**PROBLEM REQUIREMENTS**.
Identify the lines that contain the string "People" and copy all of them.

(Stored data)
(begin)

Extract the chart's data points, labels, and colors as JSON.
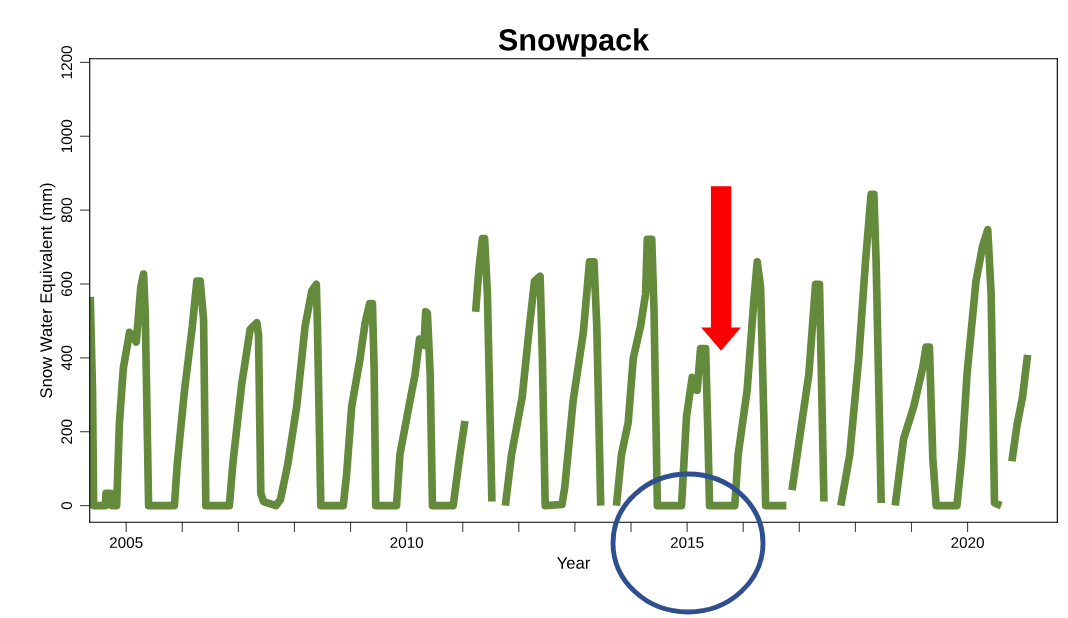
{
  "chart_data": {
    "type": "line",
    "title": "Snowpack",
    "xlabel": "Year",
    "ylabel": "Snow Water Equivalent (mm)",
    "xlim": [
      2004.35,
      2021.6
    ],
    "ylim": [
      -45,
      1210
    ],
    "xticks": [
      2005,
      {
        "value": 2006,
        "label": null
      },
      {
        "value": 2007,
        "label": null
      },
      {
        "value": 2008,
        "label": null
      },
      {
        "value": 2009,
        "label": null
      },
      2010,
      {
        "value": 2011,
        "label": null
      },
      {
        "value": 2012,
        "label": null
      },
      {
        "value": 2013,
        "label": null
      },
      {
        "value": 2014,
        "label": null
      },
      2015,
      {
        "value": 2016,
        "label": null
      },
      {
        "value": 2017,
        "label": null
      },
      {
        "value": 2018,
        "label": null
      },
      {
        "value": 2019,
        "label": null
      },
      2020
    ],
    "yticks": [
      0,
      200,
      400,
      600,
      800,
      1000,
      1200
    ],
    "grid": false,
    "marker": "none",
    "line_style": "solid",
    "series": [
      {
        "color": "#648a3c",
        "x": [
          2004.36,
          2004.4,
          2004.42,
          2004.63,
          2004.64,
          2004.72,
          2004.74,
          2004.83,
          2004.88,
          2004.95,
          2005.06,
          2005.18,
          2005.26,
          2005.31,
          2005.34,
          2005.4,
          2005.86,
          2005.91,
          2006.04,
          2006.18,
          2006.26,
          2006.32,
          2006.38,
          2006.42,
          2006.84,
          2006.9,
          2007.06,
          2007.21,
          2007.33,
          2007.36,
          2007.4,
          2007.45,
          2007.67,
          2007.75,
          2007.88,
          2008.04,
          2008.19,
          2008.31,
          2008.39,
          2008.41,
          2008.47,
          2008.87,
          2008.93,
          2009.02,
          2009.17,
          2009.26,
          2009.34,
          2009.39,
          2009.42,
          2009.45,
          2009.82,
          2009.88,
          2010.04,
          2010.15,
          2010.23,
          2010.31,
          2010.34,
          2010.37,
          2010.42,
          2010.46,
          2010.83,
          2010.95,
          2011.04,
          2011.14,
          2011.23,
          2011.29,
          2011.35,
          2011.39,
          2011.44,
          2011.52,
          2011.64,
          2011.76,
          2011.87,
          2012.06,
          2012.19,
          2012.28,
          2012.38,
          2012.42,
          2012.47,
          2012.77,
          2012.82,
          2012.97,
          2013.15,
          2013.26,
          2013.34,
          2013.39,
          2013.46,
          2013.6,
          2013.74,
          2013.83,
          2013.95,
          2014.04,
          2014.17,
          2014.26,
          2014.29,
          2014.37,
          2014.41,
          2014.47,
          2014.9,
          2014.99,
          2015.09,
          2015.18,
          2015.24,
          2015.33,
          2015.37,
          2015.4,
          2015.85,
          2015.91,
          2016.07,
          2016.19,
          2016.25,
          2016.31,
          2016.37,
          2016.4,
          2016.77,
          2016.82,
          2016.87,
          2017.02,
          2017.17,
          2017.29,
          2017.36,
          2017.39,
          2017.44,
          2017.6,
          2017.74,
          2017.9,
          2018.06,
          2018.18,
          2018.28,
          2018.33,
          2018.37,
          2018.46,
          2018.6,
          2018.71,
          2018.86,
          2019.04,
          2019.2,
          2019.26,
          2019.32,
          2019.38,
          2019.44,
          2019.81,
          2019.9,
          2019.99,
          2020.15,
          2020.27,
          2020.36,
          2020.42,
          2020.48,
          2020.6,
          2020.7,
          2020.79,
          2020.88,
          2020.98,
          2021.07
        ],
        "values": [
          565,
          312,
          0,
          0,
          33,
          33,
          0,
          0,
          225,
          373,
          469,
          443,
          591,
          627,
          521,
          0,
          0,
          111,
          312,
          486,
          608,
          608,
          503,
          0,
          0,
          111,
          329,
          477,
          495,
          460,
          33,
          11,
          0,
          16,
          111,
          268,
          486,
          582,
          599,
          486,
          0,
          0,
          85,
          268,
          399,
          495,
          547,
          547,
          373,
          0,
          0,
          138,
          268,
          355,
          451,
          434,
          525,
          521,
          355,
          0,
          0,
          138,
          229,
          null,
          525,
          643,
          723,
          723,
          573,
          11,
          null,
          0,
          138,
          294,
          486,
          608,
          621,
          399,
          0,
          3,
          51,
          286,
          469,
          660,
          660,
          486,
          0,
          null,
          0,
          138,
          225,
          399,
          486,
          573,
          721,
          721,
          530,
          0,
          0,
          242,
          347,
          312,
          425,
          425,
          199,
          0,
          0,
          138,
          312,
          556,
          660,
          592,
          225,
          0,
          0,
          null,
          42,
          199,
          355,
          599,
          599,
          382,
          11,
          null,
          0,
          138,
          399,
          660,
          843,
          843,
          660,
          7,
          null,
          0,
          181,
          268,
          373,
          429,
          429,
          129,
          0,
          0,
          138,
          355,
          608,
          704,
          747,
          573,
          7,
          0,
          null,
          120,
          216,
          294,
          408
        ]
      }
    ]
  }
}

(end)
(begin)

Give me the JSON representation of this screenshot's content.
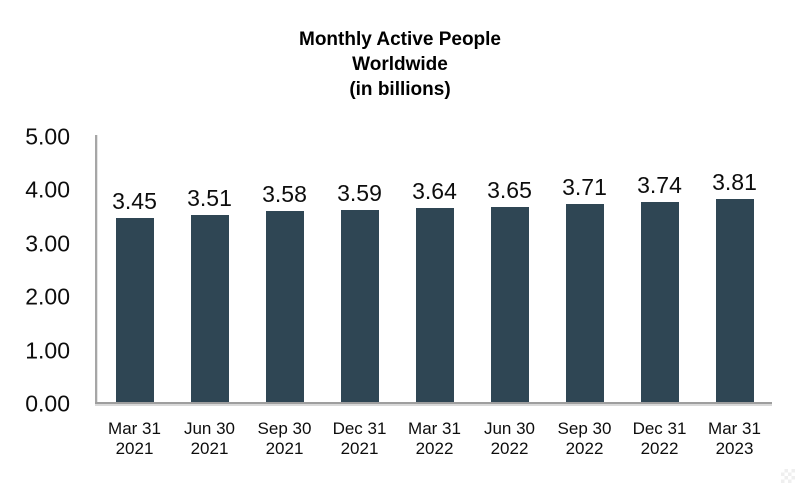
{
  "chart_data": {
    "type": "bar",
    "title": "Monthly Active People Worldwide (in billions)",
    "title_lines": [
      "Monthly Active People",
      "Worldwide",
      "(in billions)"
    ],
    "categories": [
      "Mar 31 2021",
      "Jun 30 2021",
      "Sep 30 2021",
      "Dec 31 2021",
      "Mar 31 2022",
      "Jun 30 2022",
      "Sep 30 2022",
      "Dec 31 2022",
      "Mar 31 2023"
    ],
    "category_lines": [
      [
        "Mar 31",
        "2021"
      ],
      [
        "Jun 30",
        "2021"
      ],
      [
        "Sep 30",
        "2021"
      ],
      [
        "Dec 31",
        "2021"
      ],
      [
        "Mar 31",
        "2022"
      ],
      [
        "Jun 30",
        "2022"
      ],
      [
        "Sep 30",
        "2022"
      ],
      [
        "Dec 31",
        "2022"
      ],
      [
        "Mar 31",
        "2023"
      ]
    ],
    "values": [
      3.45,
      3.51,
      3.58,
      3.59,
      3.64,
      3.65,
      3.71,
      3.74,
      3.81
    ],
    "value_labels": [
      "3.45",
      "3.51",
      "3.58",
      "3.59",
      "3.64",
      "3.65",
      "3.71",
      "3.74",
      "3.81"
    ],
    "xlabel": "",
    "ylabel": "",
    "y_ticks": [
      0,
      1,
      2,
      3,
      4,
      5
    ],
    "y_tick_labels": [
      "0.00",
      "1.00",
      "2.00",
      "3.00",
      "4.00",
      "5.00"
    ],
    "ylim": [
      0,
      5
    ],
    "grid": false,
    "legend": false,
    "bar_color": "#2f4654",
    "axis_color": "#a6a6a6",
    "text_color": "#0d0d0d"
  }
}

(end)

**RESULT FOR THIS TASK**.
    "title": "Monthly Active People Worldwide (in billions)",
      "Monthly Active People",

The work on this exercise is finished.